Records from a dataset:
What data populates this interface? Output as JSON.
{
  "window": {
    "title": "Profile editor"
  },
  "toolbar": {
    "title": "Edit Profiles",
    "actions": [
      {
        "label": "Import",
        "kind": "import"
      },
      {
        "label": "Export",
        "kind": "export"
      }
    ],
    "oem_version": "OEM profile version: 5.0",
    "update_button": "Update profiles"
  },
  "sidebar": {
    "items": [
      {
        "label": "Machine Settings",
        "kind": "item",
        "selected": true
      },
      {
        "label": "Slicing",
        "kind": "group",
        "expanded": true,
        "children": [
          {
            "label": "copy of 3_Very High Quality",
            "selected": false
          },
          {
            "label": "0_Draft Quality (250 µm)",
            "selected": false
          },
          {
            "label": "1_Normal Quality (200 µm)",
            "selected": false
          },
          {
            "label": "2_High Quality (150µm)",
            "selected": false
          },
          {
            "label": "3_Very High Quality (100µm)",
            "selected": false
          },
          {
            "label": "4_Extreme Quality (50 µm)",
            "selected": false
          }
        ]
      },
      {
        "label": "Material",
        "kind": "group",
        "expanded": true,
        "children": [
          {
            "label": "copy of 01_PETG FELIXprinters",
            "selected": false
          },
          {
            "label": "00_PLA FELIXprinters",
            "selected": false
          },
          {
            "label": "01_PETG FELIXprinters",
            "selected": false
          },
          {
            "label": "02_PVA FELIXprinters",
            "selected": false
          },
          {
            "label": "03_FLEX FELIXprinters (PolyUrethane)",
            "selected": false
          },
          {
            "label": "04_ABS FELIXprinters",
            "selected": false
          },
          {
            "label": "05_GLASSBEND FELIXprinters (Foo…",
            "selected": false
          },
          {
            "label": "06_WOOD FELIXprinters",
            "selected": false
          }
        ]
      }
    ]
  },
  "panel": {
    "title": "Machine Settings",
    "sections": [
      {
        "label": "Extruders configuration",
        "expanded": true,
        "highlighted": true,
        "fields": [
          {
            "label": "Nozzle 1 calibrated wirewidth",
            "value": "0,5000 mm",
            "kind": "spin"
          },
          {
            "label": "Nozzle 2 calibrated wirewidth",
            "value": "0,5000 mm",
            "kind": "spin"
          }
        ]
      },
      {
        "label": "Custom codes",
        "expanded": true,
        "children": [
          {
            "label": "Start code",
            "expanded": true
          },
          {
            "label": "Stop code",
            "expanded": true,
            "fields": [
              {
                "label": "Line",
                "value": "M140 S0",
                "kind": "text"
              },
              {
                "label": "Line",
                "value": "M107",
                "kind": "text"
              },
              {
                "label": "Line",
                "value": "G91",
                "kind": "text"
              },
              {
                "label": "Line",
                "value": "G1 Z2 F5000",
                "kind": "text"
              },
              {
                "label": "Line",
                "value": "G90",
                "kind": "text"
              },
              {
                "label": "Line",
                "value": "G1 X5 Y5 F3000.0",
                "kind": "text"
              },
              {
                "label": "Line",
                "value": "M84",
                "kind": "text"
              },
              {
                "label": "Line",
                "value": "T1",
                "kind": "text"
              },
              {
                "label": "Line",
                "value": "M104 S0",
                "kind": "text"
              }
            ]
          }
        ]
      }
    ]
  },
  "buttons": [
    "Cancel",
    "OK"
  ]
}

- _Challenge_:
Every record above must be duplicated exactly.

- _Exercise response_:
What data populates this interface? Output as JSON.
{
  "window": {
    "title": "Profile editor"
  },
  "toolbar": {
    "title": "Edit Profiles",
    "actions": [
      {
        "label": "Import",
        "kind": "import"
      },
      {
        "label": "Export",
        "kind": "export"
      }
    ],
    "oem_version": "OEM profile version: 5.0",
    "update_button": "Update profiles"
  },
  "sidebar": {
    "items": [
      {
        "label": "Machine Settings",
        "kind": "item",
        "selected": true
      },
      {
        "label": "Slicing",
        "kind": "group",
        "expanded": true,
        "children": [
          {
            "label": "copy of 3_Very High Quality",
            "selected": false
          },
          {
            "label": "0_Draft Quality (250 µm)",
            "selected": false
          },
          {
            "label": "1_Normal Quality (200 µm)",
            "selected": false
          },
          {
            "label": "2_High Quality (150µm)",
            "selected": false
          },
          {
            "label": "3_Very High Quality (100µm)",
            "selected": false
          },
          {
            "label": "4_Extreme Quality (50 µm)",
            "selected": false
          }
        ]
      },
      {
        "label": "Material",
        "kind": "group",
        "expanded": true,
        "children": [
          {
            "label": "copy of 01_PETG FELIXprinters",
            "selected": false
          },
          {
            "label": "00_PLA FELIXprinters",
            "selected": false
          },
          {
            "label": "01_PETG FELIXprinters",
            "selected": false
          },
          {
            "label": "02_PVA FELIXprinters",
            "selected": false
          },
          {
            "label": "03_FLEX FELIXprinters (PolyUrethane)",
            "selected": false
          },
          {
            "label": "04_ABS FELIXprinters",
            "selected": false
          },
          {
            "label": "05_GLASSBEND FELIXprinters (Foo…",
            "selected": false
          },
          {
            "label": "06_WOOD FELIXprinters",
            "selected": false
          }
        ]
      }
    ]
  },
  "panel": {
    "title": "Machine Settings",
    "sections": [
      {
        "label": "Extruders configuration",
        "expanded": true,
        "highlighted": true,
        "fields": [
          {
            "label": "Nozzle 1 calibrated wirewidth",
            "value": "0,5000 mm",
            "kind": "spin"
          },
          {
            "label": "Nozzle 2 calibrated wirewidth",
            "value": "0,5000 mm",
            "kind": "spin"
          }
        ]
      },
      {
        "label": "Custom codes",
        "expanded": true,
        "children": [
          {
            "label": "Start code",
            "expanded": true
          },
          {
            "label": "Stop code",
            "expanded": true,
            "fields": [
              {
                "label": "Line",
                "value": "M140 S0",
                "kind": "text"
              },
              {
                "label": "Line",
                "value": "M107",
                "kind": "text"
              },
              {
                "label": "Line",
                "value": "G91",
                "kind": "text"
              },
              {
                "label": "Line",
                "value": "G1 Z2 F5000",
                "kind": "text"
              },
              {
                "label": "Line",
                "value": "G90",
                "kind": "text"
              },
              {
                "label": "Line",
                "value": "G1 X5 Y5 F3000.0",
                "kind": "text"
              },
              {
                "label": "Line",
                "value": "M84",
                "kind": "text"
              },
              {
                "label": "Line",
                "value": "T1",
                "kind": "text"
              },
              {
                "label": "Line",
                "value": "M104 S0",
                "kind": "text"
              }
            ]
          }
        ]
      }
    ]
  },
  "buttons": [
    "Cancel",
    "OK"
  ]
}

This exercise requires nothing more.